WHAT TO PRODUCE:
Take the entries below and reproduce them word for word.

★ ★ ★

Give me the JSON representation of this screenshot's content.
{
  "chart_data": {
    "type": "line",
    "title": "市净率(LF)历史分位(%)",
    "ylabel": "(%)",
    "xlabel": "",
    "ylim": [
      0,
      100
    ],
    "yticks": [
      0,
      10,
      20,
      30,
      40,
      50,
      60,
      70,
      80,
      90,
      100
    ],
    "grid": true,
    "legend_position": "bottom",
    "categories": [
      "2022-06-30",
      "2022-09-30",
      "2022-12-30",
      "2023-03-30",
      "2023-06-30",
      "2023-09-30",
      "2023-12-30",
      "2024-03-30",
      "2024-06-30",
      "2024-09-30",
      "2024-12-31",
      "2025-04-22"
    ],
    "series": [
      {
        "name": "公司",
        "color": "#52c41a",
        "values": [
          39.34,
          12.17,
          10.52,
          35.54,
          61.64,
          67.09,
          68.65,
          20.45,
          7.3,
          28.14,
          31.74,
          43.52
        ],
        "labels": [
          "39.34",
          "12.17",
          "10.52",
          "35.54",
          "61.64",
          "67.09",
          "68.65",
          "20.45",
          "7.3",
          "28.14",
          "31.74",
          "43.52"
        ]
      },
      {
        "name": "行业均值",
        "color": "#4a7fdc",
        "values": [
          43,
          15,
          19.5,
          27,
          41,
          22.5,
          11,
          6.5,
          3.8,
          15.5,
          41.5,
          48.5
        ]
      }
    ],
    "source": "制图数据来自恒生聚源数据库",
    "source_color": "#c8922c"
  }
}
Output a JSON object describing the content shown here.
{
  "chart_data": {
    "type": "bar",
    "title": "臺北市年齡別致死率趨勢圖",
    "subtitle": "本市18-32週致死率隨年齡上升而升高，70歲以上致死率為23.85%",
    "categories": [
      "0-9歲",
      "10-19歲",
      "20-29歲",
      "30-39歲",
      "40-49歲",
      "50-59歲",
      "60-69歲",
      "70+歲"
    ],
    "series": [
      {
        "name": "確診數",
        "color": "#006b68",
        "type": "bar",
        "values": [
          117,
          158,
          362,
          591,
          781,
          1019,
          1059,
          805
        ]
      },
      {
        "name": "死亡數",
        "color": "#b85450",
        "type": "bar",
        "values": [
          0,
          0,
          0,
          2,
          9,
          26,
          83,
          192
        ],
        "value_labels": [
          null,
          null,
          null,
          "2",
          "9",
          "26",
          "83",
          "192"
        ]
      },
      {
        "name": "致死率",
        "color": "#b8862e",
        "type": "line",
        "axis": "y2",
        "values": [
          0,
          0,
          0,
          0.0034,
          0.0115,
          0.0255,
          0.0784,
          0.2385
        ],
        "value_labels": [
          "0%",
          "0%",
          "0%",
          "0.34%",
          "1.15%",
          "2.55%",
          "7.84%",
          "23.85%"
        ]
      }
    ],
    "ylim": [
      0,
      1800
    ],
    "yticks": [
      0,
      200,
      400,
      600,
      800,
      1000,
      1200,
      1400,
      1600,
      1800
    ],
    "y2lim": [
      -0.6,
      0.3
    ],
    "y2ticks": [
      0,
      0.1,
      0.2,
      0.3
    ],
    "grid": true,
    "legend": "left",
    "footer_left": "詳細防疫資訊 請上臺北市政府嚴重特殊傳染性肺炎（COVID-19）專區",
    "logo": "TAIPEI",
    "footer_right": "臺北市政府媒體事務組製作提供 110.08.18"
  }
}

★ ★ ★

ANSWER TO THIS EXERCISE:
Give me the JSON representation of this screenshot's content.
{
  "chart_data": {
    "type": "line",
    "title": "市净率(LF)历史分位(%)",
    "ylabel": "(%)",
    "xlabel": "",
    "ylim": [
      0,
      100
    ],
    "yticks": [
      0,
      10,
      20,
      30,
      40,
      50,
      60,
      70,
      80,
      90,
      100
    ],
    "grid": true,
    "legend_position": "bottom",
    "categories": [
      "2022-06-30",
      "2022-09-30",
      "2022-12-30",
      "2023-03-30",
      "2023-06-30",
      "2023-09-30",
      "2023-12-30",
      "2024-03-30",
      "2024-06-30",
      "2024-09-30",
      "2024-12-31",
      "2025-04-22"
    ],
    "series": [
      {
        "name": "公司",
        "color": "#52c41a",
        "values": [
          39.34,
          12.17,
          10.52,
          35.54,
          61.64,
          67.09,
          68.65,
          20.45,
          7.3,
          28.14,
          31.74,
          43.52
        ],
        "labels": [
          "39.34",
          "12.17",
          "10.52",
          "35.54",
          "61.64",
          "67.09",
          "68.65",
          "20.45",
          "7.3",
          "28.14",
          "31.74",
          "43.52"
        ]
      },
      {
        "name": "行业均值",
        "color": "#4a7fdc",
        "values": [
          43,
          15,
          19.5,
          27,
          41,
          22.5,
          11,
          6.5,
          3.8,
          15.5,
          41.5,
          48.5
        ]
      }
    ],
    "source": "制图数据来自恒生聚源数据库",
    "source_color": "#c8922c"
  }
}
Output a JSON object describing the content shown here.
{
  "chart_data": {
    "type": "bar",
    "title": "臺北市年齡別致死率趨勢圖",
    "subtitle": "本市18-32週致死率隨年齡上升而升高，70歲以上致死率為23.85%",
    "categories": [
      "0-9歲",
      "10-19歲",
      "20-29歲",
      "30-39歲",
      "40-49歲",
      "50-59歲",
      "60-69歲",
      "70+歲"
    ],
    "series": [
      {
        "name": "確診數",
        "color": "#006b68",
        "type": "bar",
        "values": [
          117,
          158,
          362,
          591,
          781,
          1019,
          1059,
          805
        ]
      },
      {
        "name": "死亡數",
        "color": "#b85450",
        "type": "bar",
        "values": [
          0,
          0,
          0,
          2,
          9,
          26,
          83,
          192
        ],
        "value_labels": [
          null,
          null,
          null,
          "2",
          "9",
          "26",
          "83",
          "192"
        ]
      },
      {
        "name": "致死率",
        "color": "#b8862e",
        "type": "line",
        "axis": "y2",
        "values": [
          0,
          0,
          0,
          0.0034,
          0.0115,
          0.0255,
          0.0784,
          0.2385
        ],
        "value_labels": [
          "0%",
          "0%",
          "0%",
          "0.34%",
          "1.15%",
          "2.55%",
          "7.84%",
          "23.85%"
        ]
      }
    ],
    "ylim": [
      0,
      1800
    ],
    "yticks": [
      0,
      200,
      400,
      600,
      800,
      1000,
      1200,
      1400,
      1600,
      1800
    ],
    "y2lim": [
      -0.6,
      0.3
    ],
    "y2ticks": [
      0,
      0.1,
      0.2,
      0.3
    ],
    "grid": true,
    "legend": "left",
    "footer_left": "詳細防疫資訊 請上臺北市政府嚴重特殊傳染性肺炎（COVID-19）專區",
    "logo": "TAIPEI",
    "footer_right": "臺北市政府媒體事務組製作提供 110.08.18"
  }
}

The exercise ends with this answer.